> **Stated exercise**
Every line that contains the word "relative" should be copied.
[Begin Data]
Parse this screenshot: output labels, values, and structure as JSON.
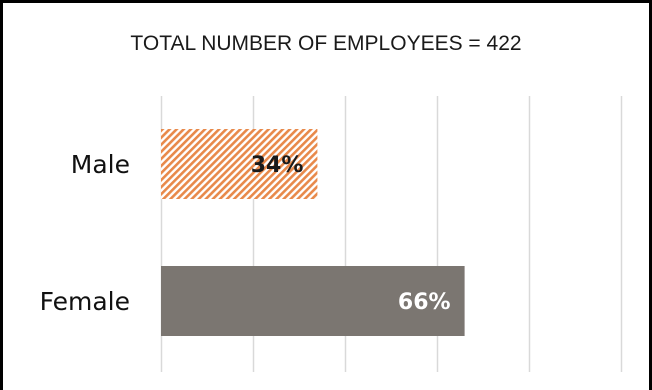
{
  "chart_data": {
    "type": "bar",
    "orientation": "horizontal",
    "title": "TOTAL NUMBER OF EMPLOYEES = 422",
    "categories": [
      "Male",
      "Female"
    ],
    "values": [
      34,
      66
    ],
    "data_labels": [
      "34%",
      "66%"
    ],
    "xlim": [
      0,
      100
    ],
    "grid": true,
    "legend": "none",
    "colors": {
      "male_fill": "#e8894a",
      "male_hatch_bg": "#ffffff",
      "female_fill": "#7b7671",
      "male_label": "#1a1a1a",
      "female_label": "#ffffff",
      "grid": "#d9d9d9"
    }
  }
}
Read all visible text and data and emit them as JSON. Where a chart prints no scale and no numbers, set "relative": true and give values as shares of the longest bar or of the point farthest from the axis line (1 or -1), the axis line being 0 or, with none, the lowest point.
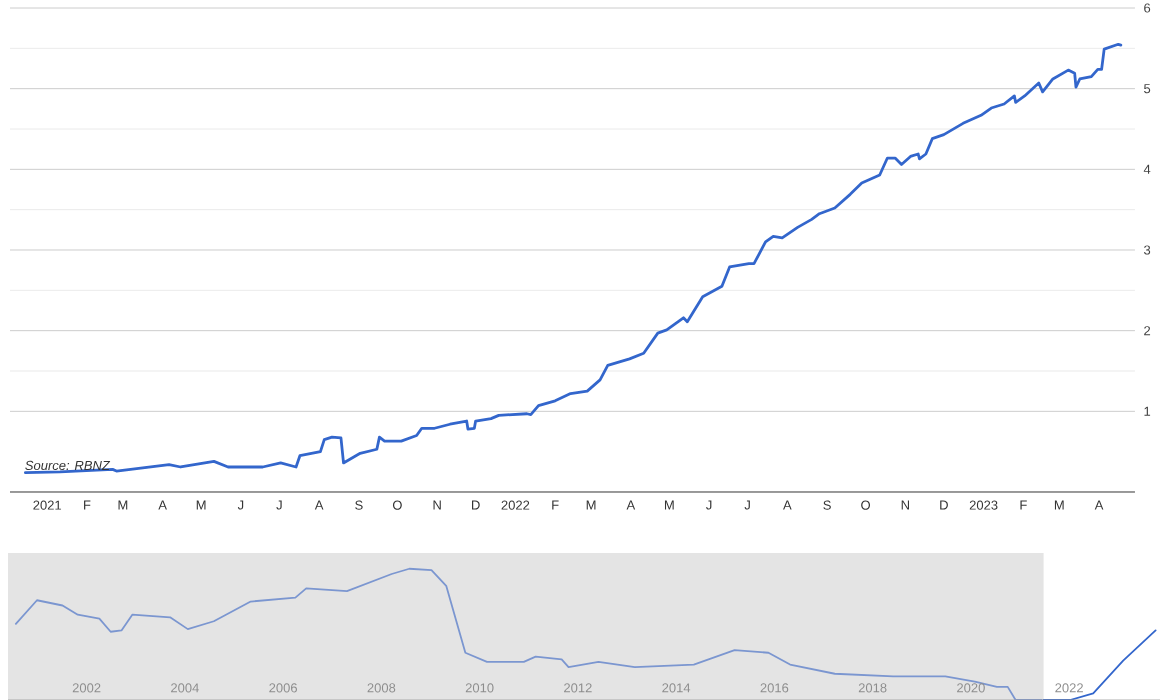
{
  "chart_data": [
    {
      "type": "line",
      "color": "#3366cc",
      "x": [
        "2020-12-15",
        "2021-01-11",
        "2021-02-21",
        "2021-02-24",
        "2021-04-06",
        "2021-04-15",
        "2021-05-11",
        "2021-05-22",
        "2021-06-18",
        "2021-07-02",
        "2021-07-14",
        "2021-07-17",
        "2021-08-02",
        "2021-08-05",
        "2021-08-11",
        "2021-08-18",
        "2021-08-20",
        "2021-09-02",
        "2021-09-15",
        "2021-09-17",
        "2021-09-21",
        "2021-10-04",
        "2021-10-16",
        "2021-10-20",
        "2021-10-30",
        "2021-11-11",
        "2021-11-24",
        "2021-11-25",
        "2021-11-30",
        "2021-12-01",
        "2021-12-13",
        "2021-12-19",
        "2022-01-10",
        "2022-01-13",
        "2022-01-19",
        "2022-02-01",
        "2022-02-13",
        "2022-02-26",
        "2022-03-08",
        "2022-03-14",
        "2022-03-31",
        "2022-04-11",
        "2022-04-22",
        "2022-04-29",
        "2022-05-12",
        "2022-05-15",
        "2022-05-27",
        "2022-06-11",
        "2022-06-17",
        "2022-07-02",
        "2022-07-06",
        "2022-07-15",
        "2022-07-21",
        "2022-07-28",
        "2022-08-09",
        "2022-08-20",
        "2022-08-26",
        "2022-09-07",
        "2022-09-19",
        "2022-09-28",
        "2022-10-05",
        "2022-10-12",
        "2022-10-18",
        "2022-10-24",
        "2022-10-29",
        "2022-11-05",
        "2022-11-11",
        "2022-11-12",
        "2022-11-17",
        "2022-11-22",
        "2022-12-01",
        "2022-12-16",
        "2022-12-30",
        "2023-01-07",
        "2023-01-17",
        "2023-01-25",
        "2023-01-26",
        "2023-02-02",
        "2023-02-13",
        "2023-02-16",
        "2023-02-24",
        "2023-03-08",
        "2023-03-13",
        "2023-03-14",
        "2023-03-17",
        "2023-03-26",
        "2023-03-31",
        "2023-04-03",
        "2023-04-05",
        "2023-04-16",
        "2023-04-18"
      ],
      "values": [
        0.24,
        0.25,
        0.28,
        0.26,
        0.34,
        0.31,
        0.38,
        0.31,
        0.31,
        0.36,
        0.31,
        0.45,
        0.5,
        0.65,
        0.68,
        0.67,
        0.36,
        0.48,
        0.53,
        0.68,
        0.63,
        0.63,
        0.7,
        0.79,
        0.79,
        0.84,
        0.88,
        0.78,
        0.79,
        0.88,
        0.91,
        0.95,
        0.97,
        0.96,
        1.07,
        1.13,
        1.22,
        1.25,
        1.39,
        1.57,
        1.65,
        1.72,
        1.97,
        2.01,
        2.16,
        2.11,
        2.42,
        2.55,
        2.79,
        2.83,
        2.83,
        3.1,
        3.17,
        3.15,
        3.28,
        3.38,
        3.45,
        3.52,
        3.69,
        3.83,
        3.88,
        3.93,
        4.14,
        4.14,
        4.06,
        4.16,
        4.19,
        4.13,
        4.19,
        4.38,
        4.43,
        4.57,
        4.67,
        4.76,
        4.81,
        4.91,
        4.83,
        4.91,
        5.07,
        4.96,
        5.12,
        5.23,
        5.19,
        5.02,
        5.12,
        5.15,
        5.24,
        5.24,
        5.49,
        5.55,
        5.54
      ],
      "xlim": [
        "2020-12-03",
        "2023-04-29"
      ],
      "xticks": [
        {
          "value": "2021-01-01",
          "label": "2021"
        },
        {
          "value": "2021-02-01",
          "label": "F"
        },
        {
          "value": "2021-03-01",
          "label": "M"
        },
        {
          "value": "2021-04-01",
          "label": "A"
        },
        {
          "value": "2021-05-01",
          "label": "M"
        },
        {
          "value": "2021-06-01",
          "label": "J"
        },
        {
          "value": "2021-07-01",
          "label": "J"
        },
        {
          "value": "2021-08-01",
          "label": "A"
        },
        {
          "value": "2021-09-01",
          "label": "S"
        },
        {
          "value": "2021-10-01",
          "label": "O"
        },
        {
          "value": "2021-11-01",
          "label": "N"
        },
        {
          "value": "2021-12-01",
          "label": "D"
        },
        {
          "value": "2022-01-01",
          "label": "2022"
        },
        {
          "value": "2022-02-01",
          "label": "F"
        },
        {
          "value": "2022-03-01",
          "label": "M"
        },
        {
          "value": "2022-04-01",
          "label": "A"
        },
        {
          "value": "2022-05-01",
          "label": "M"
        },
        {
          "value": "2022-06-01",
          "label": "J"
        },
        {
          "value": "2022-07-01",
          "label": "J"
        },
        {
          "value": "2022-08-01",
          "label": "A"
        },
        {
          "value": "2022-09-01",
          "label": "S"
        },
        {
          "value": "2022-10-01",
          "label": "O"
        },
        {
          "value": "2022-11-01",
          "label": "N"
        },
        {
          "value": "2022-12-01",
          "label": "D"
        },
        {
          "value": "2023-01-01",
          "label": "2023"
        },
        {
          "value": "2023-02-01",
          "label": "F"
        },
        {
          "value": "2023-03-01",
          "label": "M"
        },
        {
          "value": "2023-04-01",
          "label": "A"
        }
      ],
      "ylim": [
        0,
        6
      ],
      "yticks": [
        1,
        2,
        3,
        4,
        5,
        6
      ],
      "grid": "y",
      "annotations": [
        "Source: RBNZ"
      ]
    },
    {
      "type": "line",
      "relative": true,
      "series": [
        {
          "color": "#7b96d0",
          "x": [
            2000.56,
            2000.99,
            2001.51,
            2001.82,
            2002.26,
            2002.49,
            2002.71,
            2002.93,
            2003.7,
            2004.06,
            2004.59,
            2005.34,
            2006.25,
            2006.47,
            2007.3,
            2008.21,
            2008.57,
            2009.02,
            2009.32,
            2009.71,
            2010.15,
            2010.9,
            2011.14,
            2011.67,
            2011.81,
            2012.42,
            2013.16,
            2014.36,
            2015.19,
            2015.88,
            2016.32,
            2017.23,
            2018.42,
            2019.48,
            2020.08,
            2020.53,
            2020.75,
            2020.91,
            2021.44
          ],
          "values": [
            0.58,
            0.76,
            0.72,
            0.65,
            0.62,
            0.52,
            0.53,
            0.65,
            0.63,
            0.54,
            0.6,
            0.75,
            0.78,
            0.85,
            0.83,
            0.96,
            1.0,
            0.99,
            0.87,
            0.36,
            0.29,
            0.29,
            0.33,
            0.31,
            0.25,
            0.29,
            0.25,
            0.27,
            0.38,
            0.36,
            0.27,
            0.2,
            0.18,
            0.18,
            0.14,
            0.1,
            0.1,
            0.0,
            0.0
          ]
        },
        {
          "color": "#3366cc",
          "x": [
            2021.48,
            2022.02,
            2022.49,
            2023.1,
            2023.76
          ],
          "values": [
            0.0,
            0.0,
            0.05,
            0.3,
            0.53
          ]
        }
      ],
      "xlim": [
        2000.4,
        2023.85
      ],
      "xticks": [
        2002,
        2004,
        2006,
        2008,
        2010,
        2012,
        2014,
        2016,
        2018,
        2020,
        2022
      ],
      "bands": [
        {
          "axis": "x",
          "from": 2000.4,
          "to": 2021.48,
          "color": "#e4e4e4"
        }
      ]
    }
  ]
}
[End Data]
> **Exercise answer**
Read all visible text and data and emit them as JSON. Where a chart prints no scale and no numbers, set "relative": true and give values as shares of the longest bar or of the point farthest from the axis line (1 or -1), the axis line being 0 or, with none, the lowest point.
      "relative": true,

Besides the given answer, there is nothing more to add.